*WHAT YOU WILL DO*. Filter the data below for the string "implementation" and copy each matching line.

## Start DATA SHOWN

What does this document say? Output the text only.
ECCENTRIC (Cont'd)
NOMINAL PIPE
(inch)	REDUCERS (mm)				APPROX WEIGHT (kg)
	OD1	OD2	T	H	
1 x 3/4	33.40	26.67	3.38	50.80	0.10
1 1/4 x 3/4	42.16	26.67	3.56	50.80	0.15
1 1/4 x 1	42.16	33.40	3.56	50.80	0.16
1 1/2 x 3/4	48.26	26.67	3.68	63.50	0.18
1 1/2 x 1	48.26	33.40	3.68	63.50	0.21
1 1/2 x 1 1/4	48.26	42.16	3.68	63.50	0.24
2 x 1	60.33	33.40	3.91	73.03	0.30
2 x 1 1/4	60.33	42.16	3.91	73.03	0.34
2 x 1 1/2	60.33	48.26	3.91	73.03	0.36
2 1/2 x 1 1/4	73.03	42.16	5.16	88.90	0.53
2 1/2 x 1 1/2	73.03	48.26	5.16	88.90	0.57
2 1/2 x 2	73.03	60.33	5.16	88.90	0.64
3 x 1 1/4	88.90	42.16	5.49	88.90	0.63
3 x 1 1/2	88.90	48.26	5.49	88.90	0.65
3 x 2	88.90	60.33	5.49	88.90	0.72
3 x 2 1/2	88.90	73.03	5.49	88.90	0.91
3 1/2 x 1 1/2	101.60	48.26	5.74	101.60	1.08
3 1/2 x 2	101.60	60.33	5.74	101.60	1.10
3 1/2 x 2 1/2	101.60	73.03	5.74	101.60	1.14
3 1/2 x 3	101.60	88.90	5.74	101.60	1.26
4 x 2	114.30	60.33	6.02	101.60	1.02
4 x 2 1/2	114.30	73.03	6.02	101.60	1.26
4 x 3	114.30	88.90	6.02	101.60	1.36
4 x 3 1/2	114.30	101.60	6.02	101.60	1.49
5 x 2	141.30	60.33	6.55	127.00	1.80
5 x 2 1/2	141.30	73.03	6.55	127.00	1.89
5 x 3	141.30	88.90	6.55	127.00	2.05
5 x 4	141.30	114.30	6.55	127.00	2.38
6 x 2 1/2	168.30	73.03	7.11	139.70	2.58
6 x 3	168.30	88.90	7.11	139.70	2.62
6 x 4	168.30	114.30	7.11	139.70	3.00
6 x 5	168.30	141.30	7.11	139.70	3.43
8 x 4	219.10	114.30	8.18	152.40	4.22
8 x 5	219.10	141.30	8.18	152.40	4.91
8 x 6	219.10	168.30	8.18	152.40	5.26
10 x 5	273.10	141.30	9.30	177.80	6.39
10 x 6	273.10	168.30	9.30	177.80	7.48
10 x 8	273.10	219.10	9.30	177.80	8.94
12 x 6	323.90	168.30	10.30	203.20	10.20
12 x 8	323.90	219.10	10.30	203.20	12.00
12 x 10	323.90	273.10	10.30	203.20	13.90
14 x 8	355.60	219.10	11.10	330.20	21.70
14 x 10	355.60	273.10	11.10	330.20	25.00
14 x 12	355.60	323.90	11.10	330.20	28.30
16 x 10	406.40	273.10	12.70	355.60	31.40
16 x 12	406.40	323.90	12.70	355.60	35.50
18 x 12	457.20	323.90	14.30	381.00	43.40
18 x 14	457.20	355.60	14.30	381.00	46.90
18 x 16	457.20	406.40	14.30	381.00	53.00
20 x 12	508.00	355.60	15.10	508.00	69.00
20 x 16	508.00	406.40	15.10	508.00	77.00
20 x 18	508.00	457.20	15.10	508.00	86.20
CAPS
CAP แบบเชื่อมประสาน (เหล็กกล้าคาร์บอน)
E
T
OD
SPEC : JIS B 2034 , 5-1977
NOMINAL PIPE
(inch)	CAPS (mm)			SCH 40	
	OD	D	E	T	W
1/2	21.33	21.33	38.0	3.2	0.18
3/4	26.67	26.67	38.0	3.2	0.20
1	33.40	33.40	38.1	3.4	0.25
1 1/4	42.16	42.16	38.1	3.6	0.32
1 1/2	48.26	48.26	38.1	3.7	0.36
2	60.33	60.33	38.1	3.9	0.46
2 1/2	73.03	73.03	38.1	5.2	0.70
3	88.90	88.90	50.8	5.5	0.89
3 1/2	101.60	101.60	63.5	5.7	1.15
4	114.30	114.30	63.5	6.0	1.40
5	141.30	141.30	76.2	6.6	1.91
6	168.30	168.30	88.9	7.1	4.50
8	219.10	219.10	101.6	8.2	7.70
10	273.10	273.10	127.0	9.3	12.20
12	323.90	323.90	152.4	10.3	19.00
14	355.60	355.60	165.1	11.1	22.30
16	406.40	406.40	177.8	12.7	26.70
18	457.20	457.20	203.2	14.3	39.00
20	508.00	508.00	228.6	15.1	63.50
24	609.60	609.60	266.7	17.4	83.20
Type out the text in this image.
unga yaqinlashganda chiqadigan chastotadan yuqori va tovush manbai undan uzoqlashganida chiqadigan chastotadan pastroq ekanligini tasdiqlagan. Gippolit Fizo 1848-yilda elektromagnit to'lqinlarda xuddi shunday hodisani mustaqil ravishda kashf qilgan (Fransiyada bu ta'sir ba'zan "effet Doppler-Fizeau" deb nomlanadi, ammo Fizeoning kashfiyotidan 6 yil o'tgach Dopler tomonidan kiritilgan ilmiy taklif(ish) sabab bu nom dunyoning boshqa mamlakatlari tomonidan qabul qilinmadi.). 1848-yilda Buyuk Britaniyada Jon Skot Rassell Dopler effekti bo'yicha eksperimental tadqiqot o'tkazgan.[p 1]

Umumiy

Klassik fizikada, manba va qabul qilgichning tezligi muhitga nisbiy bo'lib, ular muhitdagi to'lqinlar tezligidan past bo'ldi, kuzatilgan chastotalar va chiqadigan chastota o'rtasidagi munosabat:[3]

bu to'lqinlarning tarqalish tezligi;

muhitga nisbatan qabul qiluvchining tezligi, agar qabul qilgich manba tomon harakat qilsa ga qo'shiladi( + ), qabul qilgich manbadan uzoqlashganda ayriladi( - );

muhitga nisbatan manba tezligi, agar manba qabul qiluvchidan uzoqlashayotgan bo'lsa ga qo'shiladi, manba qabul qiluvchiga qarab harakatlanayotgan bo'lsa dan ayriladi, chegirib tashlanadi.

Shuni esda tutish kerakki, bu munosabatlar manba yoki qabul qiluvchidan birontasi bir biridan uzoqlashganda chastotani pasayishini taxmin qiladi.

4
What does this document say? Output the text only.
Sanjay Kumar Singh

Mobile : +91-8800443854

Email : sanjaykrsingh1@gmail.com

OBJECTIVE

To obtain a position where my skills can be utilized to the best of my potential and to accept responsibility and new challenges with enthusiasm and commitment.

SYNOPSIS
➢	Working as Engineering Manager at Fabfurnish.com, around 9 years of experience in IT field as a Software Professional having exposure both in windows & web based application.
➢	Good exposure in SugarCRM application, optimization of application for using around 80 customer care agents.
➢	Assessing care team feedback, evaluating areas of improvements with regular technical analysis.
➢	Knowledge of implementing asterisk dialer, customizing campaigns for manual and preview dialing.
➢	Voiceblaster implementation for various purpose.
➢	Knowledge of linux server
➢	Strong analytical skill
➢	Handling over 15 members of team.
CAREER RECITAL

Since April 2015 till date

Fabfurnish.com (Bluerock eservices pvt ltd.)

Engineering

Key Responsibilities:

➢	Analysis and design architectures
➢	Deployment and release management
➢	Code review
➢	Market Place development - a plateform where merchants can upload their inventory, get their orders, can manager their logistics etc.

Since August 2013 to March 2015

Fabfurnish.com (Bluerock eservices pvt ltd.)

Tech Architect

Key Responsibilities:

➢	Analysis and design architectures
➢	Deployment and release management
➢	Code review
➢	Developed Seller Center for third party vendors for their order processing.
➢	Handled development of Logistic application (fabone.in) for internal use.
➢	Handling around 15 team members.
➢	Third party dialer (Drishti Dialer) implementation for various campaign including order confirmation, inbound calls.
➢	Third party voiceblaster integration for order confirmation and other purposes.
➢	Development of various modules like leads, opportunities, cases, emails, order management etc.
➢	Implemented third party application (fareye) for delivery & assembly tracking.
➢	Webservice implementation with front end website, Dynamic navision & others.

## End DATA SHOWN

*COMPLETED TASK*.
➢	Voiceblaster implementation for various purpose.
➢	Third party dialer (Drishti Dialer) implementation for various campaign including order confirmation, inbound calls.
➢	Webservice implementation with front end website, Dynamic navision & others.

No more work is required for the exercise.